▶ **THE REQUEST**:
In the listing below, locate the lines bearing the word "anything". Copy every one of them.

▶ **ENTRIES SUPPLIED**:

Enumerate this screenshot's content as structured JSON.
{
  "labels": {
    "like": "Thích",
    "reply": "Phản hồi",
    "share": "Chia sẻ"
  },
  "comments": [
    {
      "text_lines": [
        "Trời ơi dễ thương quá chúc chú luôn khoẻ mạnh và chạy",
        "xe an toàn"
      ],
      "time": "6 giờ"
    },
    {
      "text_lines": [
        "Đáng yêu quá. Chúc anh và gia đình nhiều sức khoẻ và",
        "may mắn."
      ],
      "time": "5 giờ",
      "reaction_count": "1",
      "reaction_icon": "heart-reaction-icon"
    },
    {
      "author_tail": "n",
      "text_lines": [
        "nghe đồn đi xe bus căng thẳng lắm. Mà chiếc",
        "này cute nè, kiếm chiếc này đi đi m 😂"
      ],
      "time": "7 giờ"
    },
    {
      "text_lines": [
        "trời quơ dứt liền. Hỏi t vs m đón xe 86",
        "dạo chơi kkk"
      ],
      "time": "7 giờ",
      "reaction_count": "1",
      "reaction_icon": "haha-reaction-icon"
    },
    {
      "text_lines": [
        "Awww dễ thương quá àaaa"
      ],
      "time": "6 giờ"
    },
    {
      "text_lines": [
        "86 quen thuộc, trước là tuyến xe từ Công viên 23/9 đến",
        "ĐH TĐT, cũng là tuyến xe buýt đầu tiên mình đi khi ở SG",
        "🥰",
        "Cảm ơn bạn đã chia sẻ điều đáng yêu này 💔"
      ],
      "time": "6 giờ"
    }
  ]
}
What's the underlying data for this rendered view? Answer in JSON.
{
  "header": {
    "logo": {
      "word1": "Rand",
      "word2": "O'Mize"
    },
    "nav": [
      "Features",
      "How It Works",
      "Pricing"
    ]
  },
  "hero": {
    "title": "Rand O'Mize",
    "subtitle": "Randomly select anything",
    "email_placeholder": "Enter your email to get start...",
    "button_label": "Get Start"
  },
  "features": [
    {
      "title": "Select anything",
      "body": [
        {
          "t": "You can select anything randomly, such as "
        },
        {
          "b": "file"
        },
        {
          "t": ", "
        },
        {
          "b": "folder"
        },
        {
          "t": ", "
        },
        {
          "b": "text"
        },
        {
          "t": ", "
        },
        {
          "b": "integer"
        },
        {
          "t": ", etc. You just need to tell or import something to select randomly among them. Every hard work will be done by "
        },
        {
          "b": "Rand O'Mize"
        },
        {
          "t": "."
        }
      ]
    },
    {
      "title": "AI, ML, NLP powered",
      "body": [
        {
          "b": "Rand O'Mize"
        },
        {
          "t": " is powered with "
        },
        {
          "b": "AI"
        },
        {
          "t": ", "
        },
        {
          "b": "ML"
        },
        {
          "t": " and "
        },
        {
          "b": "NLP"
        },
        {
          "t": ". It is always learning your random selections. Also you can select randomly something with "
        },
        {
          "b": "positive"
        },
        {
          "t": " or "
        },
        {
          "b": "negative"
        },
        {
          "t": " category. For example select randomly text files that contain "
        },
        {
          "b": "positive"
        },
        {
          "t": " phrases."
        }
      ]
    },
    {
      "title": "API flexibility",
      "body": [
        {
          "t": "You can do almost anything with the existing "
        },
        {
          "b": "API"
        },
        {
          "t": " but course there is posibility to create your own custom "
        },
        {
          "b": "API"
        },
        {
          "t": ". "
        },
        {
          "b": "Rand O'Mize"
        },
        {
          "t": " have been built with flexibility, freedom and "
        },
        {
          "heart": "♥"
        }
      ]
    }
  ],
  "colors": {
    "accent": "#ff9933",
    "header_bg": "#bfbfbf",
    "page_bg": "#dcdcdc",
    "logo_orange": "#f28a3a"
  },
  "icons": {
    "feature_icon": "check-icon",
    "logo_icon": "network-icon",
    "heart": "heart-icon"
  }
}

▶ **PROBLEM SOLUTION**:
    "subtitle": "Randomly select anything",
      "title": "Select anything",
          "t": "You can select anything randomly, such as "
          "t": "You can do almost anything with the existing "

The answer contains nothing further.